╔══
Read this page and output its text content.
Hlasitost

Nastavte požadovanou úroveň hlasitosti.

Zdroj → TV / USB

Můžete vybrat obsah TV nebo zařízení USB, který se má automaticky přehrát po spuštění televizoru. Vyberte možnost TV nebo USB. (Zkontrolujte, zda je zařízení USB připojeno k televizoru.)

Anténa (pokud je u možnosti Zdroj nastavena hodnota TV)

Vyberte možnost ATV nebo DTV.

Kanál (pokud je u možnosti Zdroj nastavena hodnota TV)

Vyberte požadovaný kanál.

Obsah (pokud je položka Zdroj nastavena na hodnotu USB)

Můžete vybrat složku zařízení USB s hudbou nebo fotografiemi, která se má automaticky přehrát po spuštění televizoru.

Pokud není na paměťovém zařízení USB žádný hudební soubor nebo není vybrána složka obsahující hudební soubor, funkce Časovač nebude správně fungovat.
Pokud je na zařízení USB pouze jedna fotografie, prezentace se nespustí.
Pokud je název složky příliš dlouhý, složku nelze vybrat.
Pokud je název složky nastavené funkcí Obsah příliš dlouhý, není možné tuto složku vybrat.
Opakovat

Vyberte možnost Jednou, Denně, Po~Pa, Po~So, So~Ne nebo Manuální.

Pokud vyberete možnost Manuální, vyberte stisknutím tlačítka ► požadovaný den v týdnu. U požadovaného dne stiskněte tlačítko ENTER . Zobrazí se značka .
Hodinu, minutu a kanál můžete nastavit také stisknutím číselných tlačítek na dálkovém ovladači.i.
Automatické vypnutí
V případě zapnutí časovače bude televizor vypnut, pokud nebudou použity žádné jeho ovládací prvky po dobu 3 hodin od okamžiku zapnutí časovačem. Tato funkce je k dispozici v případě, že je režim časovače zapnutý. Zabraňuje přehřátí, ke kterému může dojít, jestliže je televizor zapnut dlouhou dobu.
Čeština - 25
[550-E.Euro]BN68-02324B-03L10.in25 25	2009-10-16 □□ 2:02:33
╚══
Aim -
Output the records above in their entirety, exactly.

Task response -
Read this page and output its text content.
Hlasitost

Nastavte požadovanou úroveň hlasitosti.

Zdroj → TV / USB

Můžete vybrat obsah TV nebo zařízení USB, který se má automaticky přehrát po spuštění televizoru. Vyberte možnost TV nebo USB. (Zkontrolujte, zda je zařízení USB připojeno k televizoru.)

Anténa (pokud je u možnosti Zdroj nastavena hodnota TV)

Vyberte možnost ATV nebo DTV.

Kanál (pokud je u možnosti Zdroj nastavena hodnota TV)

Vyberte požadovaný kanál.

Obsah (pokud je položka Zdroj nastavena na hodnotu USB)

Můžete vybrat složku zařízení USB s hudbou nebo fotografiemi, která se má automaticky přehrát po spuštění televizoru.

Pokud není na paměťovém zařízení USB žádný hudební soubor nebo není vybrána složka obsahující hudební soubor, funkce Časovač nebude správně fungovat.
Pokud je na zařízení USB pouze jedna fotografie, prezentace se nespustí.
Pokud je název složky příliš dlouhý, složku nelze vybrat.
Pokud je název složky nastavené funkcí Obsah příliš dlouhý, není možné tuto složku vybrat.
Opakovat

Vyberte možnost Jednou, Denně, Po~Pa, Po~So, So~Ne nebo Manuální.

Pokud vyberete možnost Manuální, vyberte stisknutím tlačítka ► požadovaný den v týdnu. U požadovaného dne stiskněte tlačítko ENTER . Zobrazí se značka .
Hodinu, minutu a kanál můžete nastavit také stisknutím číselných tlačítek na dálkovém ovladači.i.
Automatické vypnutí
V případě zapnutí časovače bude televizor vypnut, pokud nebudou použity žádné jeho ovládací prvky po dobu 3 hodin od okamžiku zapnutí časovačem. Tato funkce je k dispozici v případě, že je režim časovače zapnutý. Zabraňuje přehřátí, ke kterému může dojít, jestliže je televizor zapnut dlouhou dobu.
Čeština - 25
[550-E.Euro]BN68-02324B-03L10.in25 25	2009-10-16 □□ 2:02:33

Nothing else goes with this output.